-- begin --

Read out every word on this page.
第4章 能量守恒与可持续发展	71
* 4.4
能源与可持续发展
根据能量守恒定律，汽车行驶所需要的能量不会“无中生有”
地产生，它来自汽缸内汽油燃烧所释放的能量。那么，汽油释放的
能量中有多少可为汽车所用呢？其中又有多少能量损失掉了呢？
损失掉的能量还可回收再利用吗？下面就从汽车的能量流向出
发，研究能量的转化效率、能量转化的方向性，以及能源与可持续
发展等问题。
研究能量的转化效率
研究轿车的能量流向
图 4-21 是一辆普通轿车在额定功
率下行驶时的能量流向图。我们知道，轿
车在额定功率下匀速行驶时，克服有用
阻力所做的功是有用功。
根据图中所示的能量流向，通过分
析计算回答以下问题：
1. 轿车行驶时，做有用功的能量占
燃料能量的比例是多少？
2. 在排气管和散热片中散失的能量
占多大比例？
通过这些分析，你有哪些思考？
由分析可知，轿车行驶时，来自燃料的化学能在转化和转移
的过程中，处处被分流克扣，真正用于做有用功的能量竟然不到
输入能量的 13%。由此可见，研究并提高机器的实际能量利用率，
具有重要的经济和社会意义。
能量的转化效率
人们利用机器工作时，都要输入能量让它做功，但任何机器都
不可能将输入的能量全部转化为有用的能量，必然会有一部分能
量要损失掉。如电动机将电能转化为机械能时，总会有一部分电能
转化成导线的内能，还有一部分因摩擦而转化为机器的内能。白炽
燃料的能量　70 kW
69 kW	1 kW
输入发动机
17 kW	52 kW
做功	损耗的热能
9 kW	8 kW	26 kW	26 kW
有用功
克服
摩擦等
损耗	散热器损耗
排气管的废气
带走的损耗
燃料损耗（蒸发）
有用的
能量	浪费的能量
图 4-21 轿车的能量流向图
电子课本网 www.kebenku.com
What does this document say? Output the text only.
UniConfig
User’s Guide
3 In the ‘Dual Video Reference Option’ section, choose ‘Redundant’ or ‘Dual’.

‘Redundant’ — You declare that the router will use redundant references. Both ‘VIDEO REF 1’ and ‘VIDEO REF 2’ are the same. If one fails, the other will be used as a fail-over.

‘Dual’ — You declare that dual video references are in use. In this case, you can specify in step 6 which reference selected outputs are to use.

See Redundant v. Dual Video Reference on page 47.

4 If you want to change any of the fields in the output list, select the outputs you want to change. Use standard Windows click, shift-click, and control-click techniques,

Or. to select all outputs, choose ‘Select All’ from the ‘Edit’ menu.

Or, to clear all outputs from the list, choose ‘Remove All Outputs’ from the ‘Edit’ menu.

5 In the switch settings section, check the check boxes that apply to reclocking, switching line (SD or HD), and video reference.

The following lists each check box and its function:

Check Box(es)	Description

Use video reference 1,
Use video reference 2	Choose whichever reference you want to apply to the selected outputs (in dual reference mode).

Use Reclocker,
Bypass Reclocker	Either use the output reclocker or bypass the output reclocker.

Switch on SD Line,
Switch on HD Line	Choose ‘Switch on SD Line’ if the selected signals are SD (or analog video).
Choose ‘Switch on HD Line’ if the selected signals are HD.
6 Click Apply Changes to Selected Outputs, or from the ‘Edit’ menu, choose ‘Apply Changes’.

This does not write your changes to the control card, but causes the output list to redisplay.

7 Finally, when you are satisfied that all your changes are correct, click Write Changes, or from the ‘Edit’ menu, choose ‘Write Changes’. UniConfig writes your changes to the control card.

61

-- end --

GIVEN REQUEST
Reproduce, exactly and with nothing added, the lines from the one that includes "What does this" through the last line of the material.

ANSWER TO THIS TASK
What does this document say? Output the text only.
UniConfig
User’s Guide
3 In the ‘Dual Video Reference Option’ section, choose ‘Redundant’ or ‘Dual’.

‘Redundant’ — You declare that the router will use redundant references. Both ‘VIDEO REF 1’ and ‘VIDEO REF 2’ are the same. If one fails, the other will be used as a fail-over.

‘Dual’ — You declare that dual video references are in use. In this case, you can specify in step 6 which reference selected outputs are to use.

See Redundant v. Dual Video Reference on page 47.

4 If you want to change any of the fields in the output list, select the outputs you want to change. Use standard Windows click, shift-click, and control-click techniques,

Or. to select all outputs, choose ‘Select All’ from the ‘Edit’ menu.

Or, to clear all outputs from the list, choose ‘Remove All Outputs’ from the ‘Edit’ menu.

5 In the switch settings section, check the check boxes that apply to reclocking, switching line (SD or HD), and video reference.

The following lists each check box and its function:

Check Box(es)	Description

Use video reference 1,
Use video reference 2	Choose whichever reference you want to apply to the selected outputs (in dual reference mode).

Use Reclocker,
Bypass Reclocker	Either use the output reclocker or bypass the output reclocker.

Switch on SD Line,
Switch on HD Line	Choose ‘Switch on SD Line’ if the selected signals are SD (or analog video).
Choose ‘Switch on HD Line’ if the selected signals are HD.
6 Click Apply Changes to Selected Outputs, or from the ‘Edit’ menu, choose ‘Apply Changes’.

This does not write your changes to the control card, but causes the output list to redisplay.

7 Finally, when you are satisfied that all your changes are correct, click Write Changes, or from the ‘Edit’ menu, choose ‘Write Changes’. UniConfig writes your changes to the control card.

61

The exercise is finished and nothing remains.